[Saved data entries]
========================================================================

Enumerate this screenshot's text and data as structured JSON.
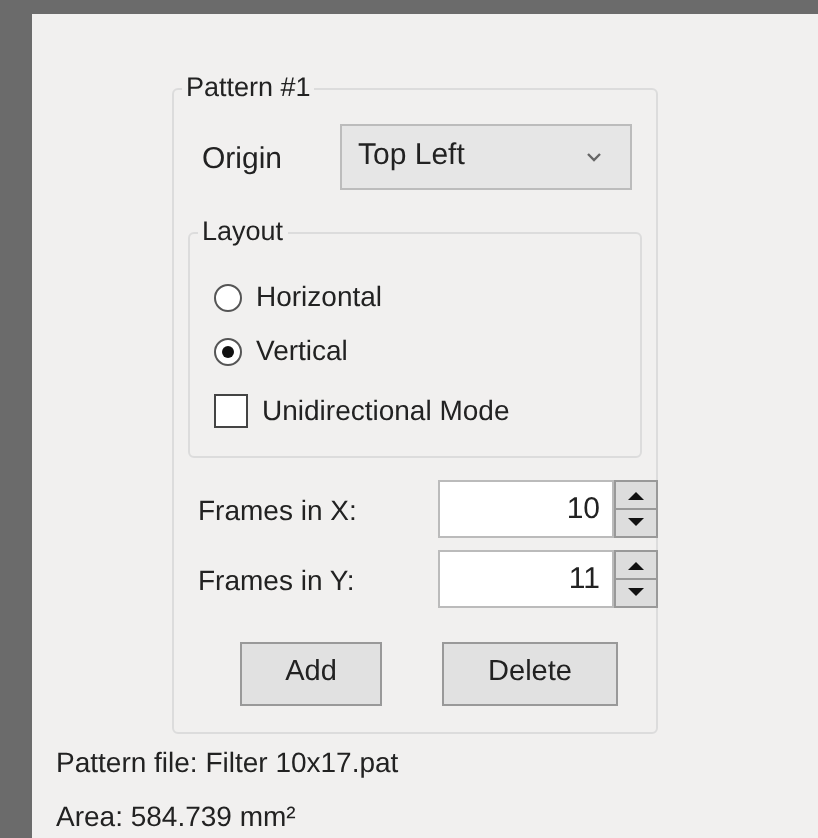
{
  "group": {
    "title": "Pattern #1",
    "origin": {
      "label": "Origin",
      "value": "Top Left"
    },
    "layout": {
      "title": "Layout",
      "options": [
        {
          "label": "Horizontal",
          "selected": false
        },
        {
          "label": "Vertical",
          "selected": true
        }
      ],
      "unidirectional": {
        "label": "Unidirectional Mode",
        "checked": false
      }
    },
    "spinners": [
      {
        "label": "Frames in X:",
        "value": "10"
      },
      {
        "label": "Frames in Y:",
        "value": "11"
      }
    ],
    "buttons": [
      "Add",
      "Delete"
    ]
  },
  "info": [
    "Pattern file: Filter 10x17.pat",
    "Area: 584.739 mm²"
  ]
}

========================================================================

Goal: Leave out the pictures and transcribe the entries above exactly.

Written reply:
Enumerate this screenshot's text and data as structured JSON.
{
  "group": {
    "title": "Pattern #1",
    "origin": {
      "label": "Origin",
      "value": "Top Left"
    },
    "layout": {
      "title": "Layout",
      "options": [
        {
          "label": "Horizontal",
          "selected": false
        },
        {
          "label": "Vertical",
          "selected": true
        }
      ],
      "unidirectional": {
        "label": "Unidirectional Mode",
        "checked": false
      }
    },
    "spinners": [
      {
        "label": "Frames in X:",
        "value": "10"
      },
      {
        "label": "Frames in Y:",
        "value": "11"
      }
    ],
    "buttons": [
      "Add",
      "Delete"
    ]
  },
  "info": [
    "Pattern file: Filter 10x17.pat",
    "Area: 584.739 mm²"
  ]
}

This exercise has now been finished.